# [Records shown]

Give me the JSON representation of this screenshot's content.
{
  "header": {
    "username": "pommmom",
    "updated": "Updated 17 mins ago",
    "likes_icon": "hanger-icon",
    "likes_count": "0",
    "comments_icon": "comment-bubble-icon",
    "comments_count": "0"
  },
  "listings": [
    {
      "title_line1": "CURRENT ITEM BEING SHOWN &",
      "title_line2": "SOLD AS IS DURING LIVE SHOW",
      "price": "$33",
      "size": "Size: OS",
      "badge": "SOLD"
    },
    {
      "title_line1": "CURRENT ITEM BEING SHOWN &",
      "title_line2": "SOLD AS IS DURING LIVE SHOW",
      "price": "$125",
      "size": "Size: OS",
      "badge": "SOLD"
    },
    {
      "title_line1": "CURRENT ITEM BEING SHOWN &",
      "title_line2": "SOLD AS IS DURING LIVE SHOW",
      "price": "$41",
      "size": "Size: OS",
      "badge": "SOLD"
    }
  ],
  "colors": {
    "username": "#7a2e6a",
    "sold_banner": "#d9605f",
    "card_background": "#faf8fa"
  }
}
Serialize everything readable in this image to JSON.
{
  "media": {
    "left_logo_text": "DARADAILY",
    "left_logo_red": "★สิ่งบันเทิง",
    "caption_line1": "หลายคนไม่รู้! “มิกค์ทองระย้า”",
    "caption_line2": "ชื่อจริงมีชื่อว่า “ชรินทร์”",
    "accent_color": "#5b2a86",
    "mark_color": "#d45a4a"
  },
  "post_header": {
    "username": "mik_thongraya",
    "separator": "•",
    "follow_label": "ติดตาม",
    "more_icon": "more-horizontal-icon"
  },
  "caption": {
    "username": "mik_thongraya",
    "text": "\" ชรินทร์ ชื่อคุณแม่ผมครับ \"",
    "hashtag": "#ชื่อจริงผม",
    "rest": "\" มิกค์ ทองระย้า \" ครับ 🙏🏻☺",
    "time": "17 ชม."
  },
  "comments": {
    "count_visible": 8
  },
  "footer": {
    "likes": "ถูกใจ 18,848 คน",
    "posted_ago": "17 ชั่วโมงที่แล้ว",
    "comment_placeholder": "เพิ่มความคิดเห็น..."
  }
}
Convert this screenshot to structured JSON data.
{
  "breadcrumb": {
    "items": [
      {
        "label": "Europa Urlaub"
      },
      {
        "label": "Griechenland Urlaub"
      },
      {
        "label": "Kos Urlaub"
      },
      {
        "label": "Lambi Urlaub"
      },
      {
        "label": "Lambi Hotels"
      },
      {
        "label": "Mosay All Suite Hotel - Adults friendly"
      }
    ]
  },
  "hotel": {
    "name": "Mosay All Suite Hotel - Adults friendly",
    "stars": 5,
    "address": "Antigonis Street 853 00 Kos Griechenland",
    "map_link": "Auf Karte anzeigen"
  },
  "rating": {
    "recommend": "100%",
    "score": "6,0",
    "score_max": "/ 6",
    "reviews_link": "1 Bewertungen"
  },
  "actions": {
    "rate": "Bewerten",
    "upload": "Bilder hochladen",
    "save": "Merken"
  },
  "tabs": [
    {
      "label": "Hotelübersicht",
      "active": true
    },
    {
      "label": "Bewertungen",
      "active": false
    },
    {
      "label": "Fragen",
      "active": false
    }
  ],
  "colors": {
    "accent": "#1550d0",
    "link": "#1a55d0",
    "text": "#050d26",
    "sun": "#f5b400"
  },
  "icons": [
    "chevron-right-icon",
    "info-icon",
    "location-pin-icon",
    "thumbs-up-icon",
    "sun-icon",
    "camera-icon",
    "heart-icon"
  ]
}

# [Your objective]
Type out the full listing again, exactly as given.

# [Answer in full]
Give me the JSON representation of this screenshot's content.
{
  "header": {
    "username": "pommmom",
    "updated": "Updated 17 mins ago",
    "likes_icon": "hanger-icon",
    "likes_count": "0",
    "comments_icon": "comment-bubble-icon",
    "comments_count": "0"
  },
  "listings": [
    {
      "title_line1": "CURRENT ITEM BEING SHOWN &",
      "title_line2": "SOLD AS IS DURING LIVE SHOW",
      "price": "$33",
      "size": "Size: OS",
      "badge": "SOLD"
    },
    {
      "title_line1": "CURRENT ITEM BEING SHOWN &",
      "title_line2": "SOLD AS IS DURING LIVE SHOW",
      "price": "$125",
      "size": "Size: OS",
      "badge": "SOLD"
    },
    {
      "title_line1": "CURRENT ITEM BEING SHOWN &",
      "title_line2": "SOLD AS IS DURING LIVE SHOW",
      "price": "$41",
      "size": "Size: OS",
      "badge": "SOLD"
    }
  ],
  "colors": {
    "username": "#7a2e6a",
    "sold_banner": "#d9605f",
    "card_background": "#faf8fa"
  }
}
Serialize everything readable in this image to JSON.
{
  "media": {
    "left_logo_text": "DARADAILY",
    "left_logo_red": "★สิ่งบันเทิง",
    "caption_line1": "หลายคนไม่รู้! “มิกค์ทองระย้า”",
    "caption_line2": "ชื่อจริงมีชื่อว่า “ชรินทร์”",
    "accent_color": "#5b2a86",
    "mark_color": "#d45a4a"
  },
  "post_header": {
    "username": "mik_thongraya",
    "separator": "•",
    "follow_label": "ติดตาม",
    "more_icon": "more-horizontal-icon"
  },
  "caption": {
    "username": "mik_thongraya",
    "text": "\" ชรินทร์ ชื่อคุณแม่ผมครับ \"",
    "hashtag": "#ชื่อจริงผม",
    "rest": "\" มิกค์ ทองระย้า \" ครับ 🙏🏻☺",
    "time": "17 ชม."
  },
  "comments": {
    "count_visible": 8
  },
  "footer": {
    "likes": "ถูกใจ 18,848 คน",
    "posted_ago": "17 ชั่วโมงที่แล้ว",
    "comment_placeholder": "เพิ่มความคิดเห็น..."
  }
}
Convert this screenshot to structured JSON data.
{
  "breadcrumb": {
    "items": [
      {
        "label": "Europa Urlaub"
      },
      {
        "label": "Griechenland Urlaub"
      },
      {
        "label": "Kos Urlaub"
      },
      {
        "label": "Lambi Urlaub"
      },
      {
        "label": "Lambi Hotels"
      },
      {
        "label": "Mosay All Suite Hotel - Adults friendly"
      }
    ]
  },
  "hotel": {
    "name": "Mosay All Suite Hotel - Adults friendly",
    "stars": 5,
    "address": "Antigonis Street 853 00 Kos Griechenland",
    "map_link": "Auf Karte anzeigen"
  },
  "rating": {
    "recommend": "100%",
    "score": "6,0",
    "score_max": "/ 6",
    "reviews_link": "1 Bewertungen"
  },
  "actions": {
    "rate": "Bewerten",
    "upload": "Bilder hochladen",
    "save": "Merken"
  },
  "tabs": [
    {
      "label": "Hotelübersicht",
      "active": true
    },
    {
      "label": "Bewertungen",
      "active": false
    },
    {
      "label": "Fragen",
      "active": false
    }
  ],
  "colors": {
    "accent": "#1550d0",
    "link": "#1a55d0",
    "text": "#050d26",
    "sun": "#f5b400"
  },
  "icons": [
    "chevron-right-icon",
    "info-icon",
    "location-pin-icon",
    "thumbs-up-icon",
    "sun-icon",
    "camera-icon",
    "heart-icon"
  ]
}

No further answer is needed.